# [Stated goal]
Transcribe each of the records below exactly, excluding all pictures.

■ ■ ■ ■ ■ ■ ■

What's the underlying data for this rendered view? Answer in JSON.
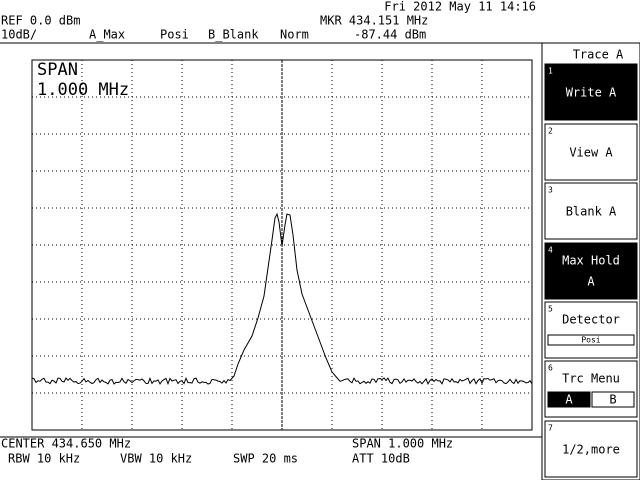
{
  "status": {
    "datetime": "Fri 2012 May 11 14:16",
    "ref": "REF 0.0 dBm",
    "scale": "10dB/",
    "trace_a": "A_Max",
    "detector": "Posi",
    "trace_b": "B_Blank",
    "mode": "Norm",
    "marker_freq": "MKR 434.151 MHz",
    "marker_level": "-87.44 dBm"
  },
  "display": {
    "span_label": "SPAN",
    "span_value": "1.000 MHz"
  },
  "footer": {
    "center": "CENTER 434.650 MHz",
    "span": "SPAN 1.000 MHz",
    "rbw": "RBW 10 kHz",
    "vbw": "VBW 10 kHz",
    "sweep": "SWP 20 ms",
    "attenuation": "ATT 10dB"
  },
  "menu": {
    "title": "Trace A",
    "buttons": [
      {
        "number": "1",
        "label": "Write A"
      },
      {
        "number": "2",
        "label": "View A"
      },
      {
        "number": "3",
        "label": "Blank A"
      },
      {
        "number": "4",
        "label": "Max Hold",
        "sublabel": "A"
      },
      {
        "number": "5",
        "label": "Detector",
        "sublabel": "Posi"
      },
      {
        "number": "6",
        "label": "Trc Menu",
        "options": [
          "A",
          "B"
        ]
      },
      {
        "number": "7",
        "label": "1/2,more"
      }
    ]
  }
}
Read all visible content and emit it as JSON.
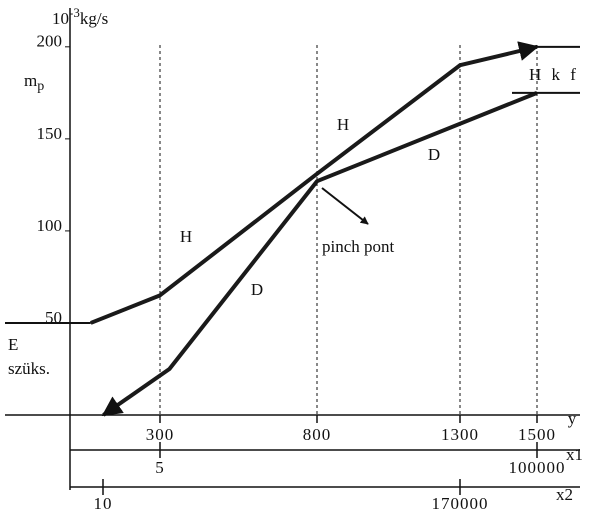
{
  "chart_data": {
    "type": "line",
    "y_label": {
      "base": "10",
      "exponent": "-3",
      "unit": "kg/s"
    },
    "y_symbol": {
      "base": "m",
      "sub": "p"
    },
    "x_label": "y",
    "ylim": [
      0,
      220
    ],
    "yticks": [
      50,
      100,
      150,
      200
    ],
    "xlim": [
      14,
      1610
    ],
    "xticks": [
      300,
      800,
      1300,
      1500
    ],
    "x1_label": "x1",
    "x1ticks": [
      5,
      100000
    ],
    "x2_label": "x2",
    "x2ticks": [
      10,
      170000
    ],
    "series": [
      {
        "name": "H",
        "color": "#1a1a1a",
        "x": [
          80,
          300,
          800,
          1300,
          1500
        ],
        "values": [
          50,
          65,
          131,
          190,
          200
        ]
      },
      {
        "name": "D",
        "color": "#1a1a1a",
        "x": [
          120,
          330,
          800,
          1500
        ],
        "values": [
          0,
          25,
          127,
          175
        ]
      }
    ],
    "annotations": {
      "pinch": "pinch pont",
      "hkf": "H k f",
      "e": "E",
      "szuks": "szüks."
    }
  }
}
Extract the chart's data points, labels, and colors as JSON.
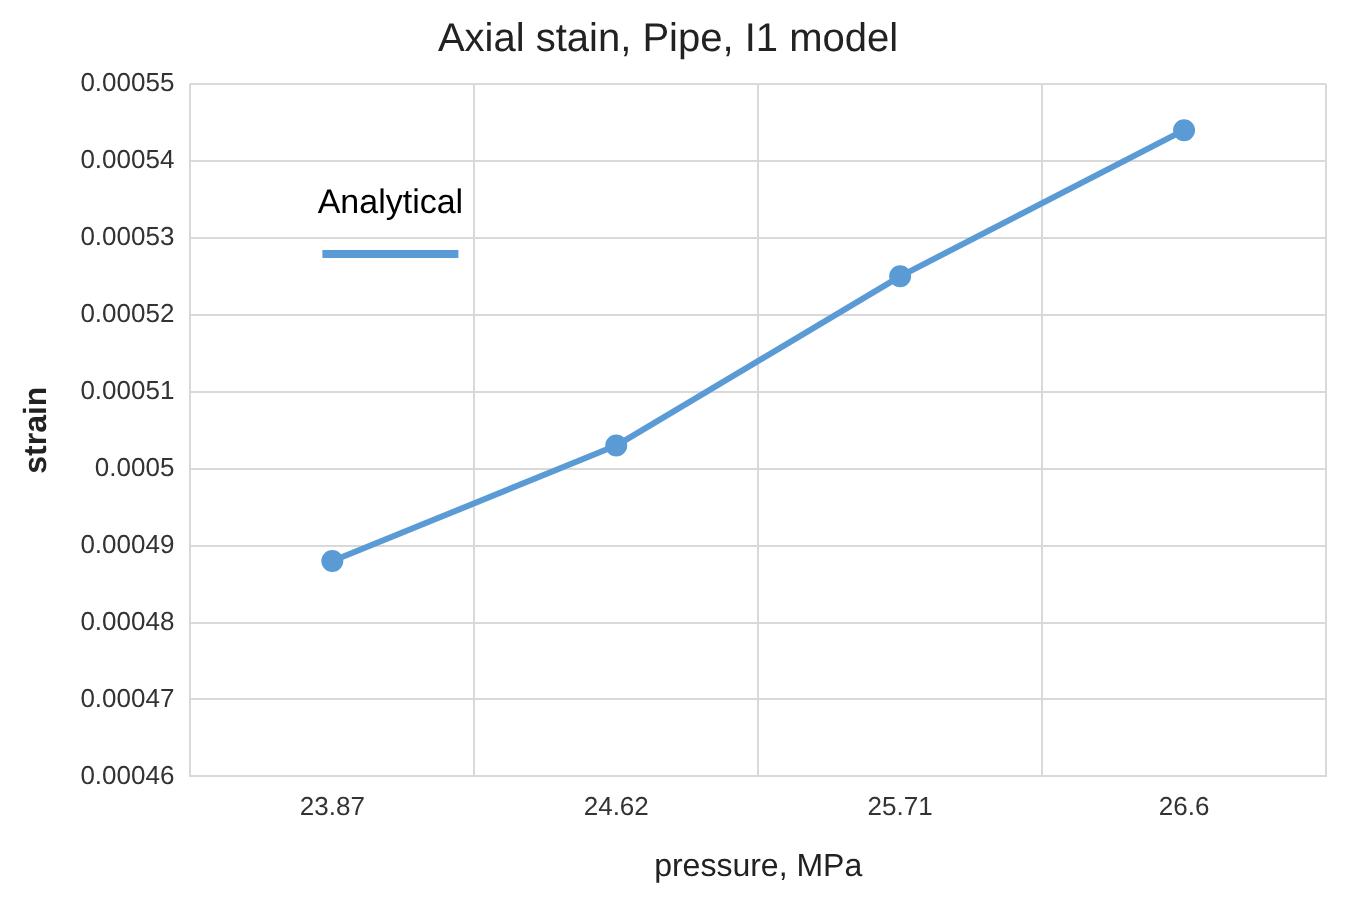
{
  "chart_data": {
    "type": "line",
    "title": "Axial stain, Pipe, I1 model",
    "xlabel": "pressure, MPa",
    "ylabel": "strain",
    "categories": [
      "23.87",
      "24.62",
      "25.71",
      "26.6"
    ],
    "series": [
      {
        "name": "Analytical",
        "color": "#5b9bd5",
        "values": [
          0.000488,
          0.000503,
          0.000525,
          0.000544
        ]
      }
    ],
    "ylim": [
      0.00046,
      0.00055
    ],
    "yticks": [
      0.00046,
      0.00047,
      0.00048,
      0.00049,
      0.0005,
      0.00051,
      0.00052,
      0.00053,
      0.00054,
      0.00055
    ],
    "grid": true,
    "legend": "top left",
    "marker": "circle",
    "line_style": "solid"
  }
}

■ ■ ■ ■ ■ ■ ■

# [Answer below]
What's the underlying data for this rendered view? Answer in JSON.
{
  "status": {
    "datetime": "Fri 2012 May 11 14:16",
    "ref": "REF 0.0 dBm",
    "scale": "10dB/",
    "trace_a": "A_Max",
    "detector": "Posi",
    "trace_b": "B_Blank",
    "mode": "Norm",
    "marker_freq": "MKR 434.151 MHz",
    "marker_level": "-87.44 dBm"
  },
  "display": {
    "span_label": "SPAN",
    "span_value": "1.000 MHz"
  },
  "footer": {
    "center": "CENTER 434.650 MHz",
    "span": "SPAN 1.000 MHz",
    "rbw": "RBW 10 kHz",
    "vbw": "VBW 10 kHz",
    "sweep": "SWP 20 ms",
    "attenuation": "ATT 10dB"
  },
  "menu": {
    "title": "Trace A",
    "buttons": [
      {
        "number": "1",
        "label": "Write A"
      },
      {
        "number": "2",
        "label": "View A"
      },
      {
        "number": "3",
        "label": "Blank A"
      },
      {
        "number": "4",
        "label": "Max Hold",
        "sublabel": "A"
      },
      {
        "number": "5",
        "label": "Detector",
        "sublabel": "Posi"
      },
      {
        "number": "6",
        "label": "Trc Menu",
        "options": [
          "A",
          "B"
        ]
      },
      {
        "number": "7",
        "label": "1/2,more"
      }
    ]
  }
}
Read all visible content and emit it as JSON.
{
  "chart_data": {
    "type": "line",
    "y_label": {
      "base": "10",
      "exponent": "-3",
      "unit": "kg/s"
    },
    "y_symbol": {
      "base": "m",
      "sub": "p"
    },
    "x_label": "y",
    "ylim": [
      0,
      220
    ],
    "yticks": [
      50,
      100,
      150,
      200
    ],
    "xlim": [
      14,
      1610
    ],
    "xticks": [
      300,
      800,
      1300,
      1500
    ],
    "x1_label": "x1",
    "x1ticks": [
      5,
      100000
    ],
    "x2_label": "x2",
    "x2ticks": [
      10,
      170000
    ],
    "series": [
      {
        "name": "H",
        "color": "#1a1a1a",
        "x": [
          80,
          300,
          800,
          1300,
          1500
        ],
        "values": [
          50,
          65,
          131,
          190,
          200
        ]
      },
      {
        "name": "D",
        "color": "#1a1a1a",
        "x": [
          120,
          330,
          800,
          1500
        ],
        "values": [
          0,
          25,
          127,
          175
        ]
      }
    ],
    "annotations": {
      "pinch": "pinch pont",
      "hkf": "H k f",
      "e": "E",
      "szuks": "szüks."
    }
  }
}
Extract the chart's data points, labels, and colors as JSON.
{
  "chart_data": {
    "type": "line",
    "title": "Axial stain, Pipe, I1 model",
    "xlabel": "pressure, MPa",
    "ylabel": "strain",
    "categories": [
      "23.87",
      "24.62",
      "25.71",
      "26.6"
    ],
    "series": [
      {
        "name": "Analytical",
        "color": "#5b9bd5",
        "values": [
          0.000488,
          0.000503,
          0.000525,
          0.000544
        ]
      }
    ],
    "ylim": [
      0.00046,
      0.00055
    ],
    "yticks": [
      0.00046,
      0.00047,
      0.00048,
      0.00049,
      0.0005,
      0.00051,
      0.00052,
      0.00053,
      0.00054,
      0.00055
    ],
    "grid": true,
    "legend": "top left",
    "marker": "circle",
    "line_style": "solid"
  }
}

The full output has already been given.